Problem to work on: Find each line with the word "text" and copy it.

(Raw records)
'''

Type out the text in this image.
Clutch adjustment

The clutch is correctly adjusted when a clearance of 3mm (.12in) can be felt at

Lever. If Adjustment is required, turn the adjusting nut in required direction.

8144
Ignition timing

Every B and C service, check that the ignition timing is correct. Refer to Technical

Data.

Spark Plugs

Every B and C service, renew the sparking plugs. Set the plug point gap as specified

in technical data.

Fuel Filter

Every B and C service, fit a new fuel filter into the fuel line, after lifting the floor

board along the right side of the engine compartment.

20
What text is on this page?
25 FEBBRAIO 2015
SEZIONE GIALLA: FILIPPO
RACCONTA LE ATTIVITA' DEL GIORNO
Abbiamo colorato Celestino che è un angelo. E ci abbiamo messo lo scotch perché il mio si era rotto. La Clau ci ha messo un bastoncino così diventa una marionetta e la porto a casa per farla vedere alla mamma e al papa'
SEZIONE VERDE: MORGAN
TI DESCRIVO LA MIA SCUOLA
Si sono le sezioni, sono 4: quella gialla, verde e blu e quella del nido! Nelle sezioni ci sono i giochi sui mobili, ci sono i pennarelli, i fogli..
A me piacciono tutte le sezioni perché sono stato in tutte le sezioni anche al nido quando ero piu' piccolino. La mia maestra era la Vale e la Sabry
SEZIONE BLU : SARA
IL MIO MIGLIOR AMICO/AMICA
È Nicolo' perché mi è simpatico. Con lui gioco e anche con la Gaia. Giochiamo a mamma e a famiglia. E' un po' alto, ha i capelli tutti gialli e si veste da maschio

'''

Answer in full:
Type out the text in this image.
What text is on this page?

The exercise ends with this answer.